→ Task prompt: Recast the material from its first line through the line containing "53, 485, 66]" as a JSON list of strings, one string per line, with blank lines omitted. Include only those lines.

Source records:
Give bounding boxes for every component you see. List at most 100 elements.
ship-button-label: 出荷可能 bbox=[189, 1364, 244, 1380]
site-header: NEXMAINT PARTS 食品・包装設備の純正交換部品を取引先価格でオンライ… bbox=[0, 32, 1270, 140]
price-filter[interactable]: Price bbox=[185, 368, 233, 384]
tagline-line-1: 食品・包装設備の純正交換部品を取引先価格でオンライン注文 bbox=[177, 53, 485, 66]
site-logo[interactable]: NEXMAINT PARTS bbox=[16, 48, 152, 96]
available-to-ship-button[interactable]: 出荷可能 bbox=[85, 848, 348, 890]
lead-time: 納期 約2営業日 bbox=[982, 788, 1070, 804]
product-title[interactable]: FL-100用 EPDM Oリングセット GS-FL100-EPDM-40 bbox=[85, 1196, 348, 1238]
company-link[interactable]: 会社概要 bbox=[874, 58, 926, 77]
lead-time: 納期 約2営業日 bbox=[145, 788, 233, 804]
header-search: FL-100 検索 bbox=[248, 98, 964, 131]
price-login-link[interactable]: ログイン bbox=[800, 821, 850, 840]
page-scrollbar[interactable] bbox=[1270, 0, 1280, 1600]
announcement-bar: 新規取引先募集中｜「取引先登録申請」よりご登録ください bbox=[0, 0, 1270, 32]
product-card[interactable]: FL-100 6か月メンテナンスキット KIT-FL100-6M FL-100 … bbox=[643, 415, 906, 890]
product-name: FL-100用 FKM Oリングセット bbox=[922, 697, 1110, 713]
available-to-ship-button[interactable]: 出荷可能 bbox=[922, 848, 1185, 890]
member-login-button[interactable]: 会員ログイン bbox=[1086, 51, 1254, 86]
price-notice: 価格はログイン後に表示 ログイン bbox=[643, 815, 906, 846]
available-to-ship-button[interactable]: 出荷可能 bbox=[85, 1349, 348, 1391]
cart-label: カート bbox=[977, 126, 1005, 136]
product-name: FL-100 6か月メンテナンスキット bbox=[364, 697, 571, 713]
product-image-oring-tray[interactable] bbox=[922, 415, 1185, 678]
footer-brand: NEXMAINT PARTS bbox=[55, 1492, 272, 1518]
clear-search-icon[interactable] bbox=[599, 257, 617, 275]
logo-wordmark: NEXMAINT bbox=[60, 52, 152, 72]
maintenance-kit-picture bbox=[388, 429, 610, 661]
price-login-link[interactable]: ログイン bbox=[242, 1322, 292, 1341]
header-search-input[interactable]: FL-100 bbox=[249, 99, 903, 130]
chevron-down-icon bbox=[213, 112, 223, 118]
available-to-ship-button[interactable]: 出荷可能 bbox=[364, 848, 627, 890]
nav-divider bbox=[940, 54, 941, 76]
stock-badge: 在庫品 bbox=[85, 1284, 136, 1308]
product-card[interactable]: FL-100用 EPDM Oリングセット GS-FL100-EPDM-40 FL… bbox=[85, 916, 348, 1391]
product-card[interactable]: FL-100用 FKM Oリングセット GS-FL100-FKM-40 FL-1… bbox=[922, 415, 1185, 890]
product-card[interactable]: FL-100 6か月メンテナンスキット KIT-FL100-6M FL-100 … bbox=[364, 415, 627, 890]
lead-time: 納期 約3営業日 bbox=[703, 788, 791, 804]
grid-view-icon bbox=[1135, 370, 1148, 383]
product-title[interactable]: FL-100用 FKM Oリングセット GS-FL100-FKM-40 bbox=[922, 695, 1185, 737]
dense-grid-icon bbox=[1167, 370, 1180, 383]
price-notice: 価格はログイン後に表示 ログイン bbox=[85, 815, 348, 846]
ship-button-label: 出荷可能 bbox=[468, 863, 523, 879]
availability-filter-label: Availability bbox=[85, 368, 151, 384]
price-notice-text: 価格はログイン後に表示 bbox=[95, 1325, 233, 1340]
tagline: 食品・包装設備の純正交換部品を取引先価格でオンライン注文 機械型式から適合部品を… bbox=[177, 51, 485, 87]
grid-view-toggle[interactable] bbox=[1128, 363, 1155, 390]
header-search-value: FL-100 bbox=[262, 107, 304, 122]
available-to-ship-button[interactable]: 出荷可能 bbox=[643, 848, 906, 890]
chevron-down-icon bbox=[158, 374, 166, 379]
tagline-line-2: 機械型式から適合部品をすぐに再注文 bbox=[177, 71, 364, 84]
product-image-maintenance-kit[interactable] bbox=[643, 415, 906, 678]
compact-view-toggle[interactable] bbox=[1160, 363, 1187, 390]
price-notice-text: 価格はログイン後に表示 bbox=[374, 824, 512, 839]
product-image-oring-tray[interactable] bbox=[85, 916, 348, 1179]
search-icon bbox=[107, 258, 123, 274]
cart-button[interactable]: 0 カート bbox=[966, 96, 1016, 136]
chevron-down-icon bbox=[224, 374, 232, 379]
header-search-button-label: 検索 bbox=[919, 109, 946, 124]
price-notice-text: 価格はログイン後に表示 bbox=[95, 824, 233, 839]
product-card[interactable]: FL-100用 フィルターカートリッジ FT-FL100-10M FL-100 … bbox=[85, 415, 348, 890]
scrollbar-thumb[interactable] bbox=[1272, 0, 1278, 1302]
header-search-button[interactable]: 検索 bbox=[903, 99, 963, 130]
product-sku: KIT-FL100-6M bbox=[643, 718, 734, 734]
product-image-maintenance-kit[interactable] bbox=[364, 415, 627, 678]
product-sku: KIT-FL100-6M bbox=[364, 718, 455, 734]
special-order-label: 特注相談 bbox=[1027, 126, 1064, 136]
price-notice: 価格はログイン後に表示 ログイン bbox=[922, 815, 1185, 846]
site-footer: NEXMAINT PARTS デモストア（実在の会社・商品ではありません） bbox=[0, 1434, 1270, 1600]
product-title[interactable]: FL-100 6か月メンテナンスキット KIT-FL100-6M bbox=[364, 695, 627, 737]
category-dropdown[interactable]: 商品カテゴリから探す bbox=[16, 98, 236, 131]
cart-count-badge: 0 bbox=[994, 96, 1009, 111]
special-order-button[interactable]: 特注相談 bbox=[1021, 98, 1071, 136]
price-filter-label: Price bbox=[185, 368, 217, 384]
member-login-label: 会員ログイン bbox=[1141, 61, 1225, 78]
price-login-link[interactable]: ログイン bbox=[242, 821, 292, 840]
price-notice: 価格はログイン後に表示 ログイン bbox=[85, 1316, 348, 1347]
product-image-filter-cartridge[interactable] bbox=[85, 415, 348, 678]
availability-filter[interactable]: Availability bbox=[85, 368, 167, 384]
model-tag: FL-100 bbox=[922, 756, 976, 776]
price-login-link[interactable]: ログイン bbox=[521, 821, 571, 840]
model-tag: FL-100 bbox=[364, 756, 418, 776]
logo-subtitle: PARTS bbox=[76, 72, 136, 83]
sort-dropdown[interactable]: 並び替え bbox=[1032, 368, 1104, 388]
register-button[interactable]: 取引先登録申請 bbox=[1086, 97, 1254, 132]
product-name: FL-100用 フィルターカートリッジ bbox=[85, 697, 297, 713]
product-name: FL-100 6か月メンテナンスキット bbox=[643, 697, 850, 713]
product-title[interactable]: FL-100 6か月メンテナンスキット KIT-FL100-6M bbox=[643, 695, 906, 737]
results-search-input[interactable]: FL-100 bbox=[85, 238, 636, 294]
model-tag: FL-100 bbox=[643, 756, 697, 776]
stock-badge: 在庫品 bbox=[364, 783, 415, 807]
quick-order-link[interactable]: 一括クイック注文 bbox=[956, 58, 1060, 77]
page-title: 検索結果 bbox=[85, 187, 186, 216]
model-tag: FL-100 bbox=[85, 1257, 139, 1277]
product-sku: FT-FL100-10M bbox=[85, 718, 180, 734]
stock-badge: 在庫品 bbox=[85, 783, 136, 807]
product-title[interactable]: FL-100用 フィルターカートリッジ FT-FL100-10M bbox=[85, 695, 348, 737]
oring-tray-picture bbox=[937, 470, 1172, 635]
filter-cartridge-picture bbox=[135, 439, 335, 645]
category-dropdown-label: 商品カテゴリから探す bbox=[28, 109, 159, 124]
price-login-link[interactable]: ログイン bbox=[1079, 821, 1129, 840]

→ Full solution:
[
  "Give bounding boxes for every component you see. List at most 100 elements.",
  "ship-button-label: 出荷可能 bbox=[189, 1364, 244, 1380]",
  "site-header: NEXMAINT PARTS 食品・包装設備の純正交換部品を取引先価格でオンライ… bbox=[0, 32, 1270, 140]",
  "price-filter[interactable]: Price bbox=[185, 368, 233, 384]",
  "tagline-line-1: 食品・包装設備の純正交換部品を取引先価格でオンライン注文 bbox=[177, 53, 485, 66]"
]